**AIM**
Collect each line of the records containing the string "sashi".
Start SUPPLIED MATERIAL
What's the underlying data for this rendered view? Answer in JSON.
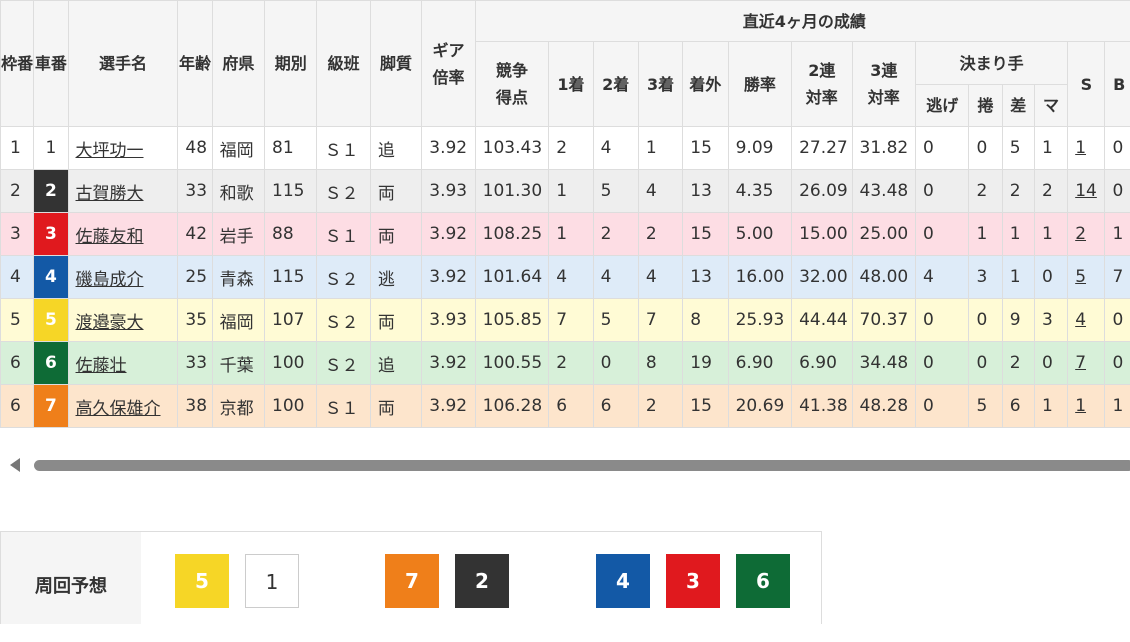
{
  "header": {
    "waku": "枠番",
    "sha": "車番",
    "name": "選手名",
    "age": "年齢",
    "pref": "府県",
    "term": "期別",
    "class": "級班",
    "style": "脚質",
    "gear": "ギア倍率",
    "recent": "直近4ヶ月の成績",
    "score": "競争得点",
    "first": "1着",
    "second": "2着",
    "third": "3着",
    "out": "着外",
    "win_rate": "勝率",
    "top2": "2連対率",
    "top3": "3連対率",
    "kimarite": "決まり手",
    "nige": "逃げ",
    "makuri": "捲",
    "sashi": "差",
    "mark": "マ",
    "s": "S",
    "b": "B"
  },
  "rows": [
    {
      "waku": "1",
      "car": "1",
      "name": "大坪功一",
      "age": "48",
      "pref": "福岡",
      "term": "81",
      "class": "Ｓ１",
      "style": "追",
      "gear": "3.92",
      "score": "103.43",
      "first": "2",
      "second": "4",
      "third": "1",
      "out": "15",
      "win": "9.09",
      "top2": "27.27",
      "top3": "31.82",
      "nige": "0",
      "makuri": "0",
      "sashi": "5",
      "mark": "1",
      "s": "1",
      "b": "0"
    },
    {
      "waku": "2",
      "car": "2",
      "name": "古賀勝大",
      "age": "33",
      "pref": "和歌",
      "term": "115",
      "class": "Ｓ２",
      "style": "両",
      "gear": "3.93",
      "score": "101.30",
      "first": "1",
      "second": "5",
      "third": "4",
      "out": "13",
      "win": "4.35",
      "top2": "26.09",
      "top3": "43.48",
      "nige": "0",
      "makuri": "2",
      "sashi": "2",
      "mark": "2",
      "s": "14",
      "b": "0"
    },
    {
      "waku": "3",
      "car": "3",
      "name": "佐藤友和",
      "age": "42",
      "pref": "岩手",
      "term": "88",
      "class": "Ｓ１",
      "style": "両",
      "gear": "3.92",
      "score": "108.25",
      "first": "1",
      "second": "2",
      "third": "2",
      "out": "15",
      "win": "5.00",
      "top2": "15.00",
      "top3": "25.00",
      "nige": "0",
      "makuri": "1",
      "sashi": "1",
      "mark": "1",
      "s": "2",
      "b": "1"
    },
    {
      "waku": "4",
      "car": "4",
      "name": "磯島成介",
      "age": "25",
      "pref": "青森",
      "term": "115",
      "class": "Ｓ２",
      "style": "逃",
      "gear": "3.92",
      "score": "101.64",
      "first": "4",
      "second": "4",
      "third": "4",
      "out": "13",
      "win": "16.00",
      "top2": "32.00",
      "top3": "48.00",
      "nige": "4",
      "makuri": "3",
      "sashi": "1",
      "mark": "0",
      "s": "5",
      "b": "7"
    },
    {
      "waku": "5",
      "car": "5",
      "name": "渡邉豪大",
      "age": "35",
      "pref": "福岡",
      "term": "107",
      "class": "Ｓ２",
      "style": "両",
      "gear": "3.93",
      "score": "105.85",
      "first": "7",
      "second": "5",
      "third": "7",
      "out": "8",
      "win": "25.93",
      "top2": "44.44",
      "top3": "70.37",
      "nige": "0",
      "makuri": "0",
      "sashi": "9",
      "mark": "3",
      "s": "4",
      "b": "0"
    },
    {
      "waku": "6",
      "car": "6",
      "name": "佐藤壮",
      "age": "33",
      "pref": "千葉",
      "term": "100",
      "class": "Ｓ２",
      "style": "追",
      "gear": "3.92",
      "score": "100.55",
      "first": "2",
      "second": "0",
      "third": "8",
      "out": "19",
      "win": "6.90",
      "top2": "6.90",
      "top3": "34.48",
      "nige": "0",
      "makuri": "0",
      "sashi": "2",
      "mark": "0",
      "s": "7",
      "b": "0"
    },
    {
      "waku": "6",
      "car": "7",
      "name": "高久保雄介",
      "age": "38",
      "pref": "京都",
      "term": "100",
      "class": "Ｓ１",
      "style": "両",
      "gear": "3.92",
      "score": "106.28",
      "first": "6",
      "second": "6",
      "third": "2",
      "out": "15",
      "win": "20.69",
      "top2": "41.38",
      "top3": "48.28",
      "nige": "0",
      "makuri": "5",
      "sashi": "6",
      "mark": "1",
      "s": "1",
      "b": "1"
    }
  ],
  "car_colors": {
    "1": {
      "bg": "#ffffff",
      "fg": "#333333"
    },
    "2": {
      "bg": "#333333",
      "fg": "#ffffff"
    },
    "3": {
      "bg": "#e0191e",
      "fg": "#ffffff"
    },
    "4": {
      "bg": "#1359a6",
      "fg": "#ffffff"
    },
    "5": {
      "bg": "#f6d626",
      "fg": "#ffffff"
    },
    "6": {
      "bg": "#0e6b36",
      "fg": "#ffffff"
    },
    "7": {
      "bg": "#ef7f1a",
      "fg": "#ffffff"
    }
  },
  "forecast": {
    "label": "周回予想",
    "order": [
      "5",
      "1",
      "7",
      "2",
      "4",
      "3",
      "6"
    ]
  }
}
End SUPPLIED MATERIAL
Start SUPPLIED MATERIAL
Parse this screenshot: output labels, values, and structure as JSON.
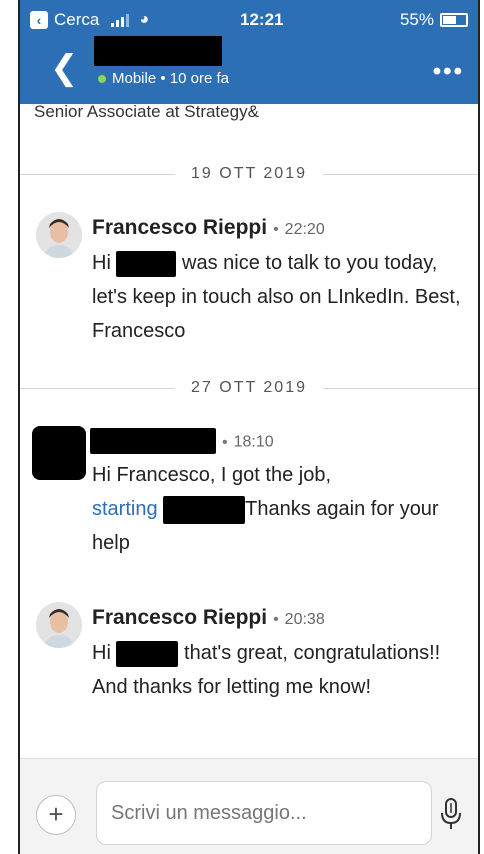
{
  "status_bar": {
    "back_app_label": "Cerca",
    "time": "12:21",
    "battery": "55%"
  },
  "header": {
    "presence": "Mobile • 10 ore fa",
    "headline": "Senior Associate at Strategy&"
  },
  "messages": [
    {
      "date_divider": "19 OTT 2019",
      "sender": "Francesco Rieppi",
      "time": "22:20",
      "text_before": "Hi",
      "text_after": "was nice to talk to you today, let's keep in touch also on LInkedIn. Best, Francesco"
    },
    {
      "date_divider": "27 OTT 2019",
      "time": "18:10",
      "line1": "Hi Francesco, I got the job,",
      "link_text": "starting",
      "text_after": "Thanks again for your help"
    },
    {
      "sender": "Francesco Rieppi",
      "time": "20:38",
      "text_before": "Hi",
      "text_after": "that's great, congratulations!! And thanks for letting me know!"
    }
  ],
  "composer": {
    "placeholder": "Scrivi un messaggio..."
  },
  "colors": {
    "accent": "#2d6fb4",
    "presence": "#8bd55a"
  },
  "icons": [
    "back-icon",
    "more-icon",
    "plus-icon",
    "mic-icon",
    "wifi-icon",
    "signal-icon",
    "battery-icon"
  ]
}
End SUPPLIED MATERIAL
**EXERCISE SOLUTION**
    "sashi": "差",
      "sashi": "5",
      "sashi": "2",
      "sashi": "1",
      "sashi": "1",
      "sashi": "9",
      "sashi": "2",
      "sashi": "6",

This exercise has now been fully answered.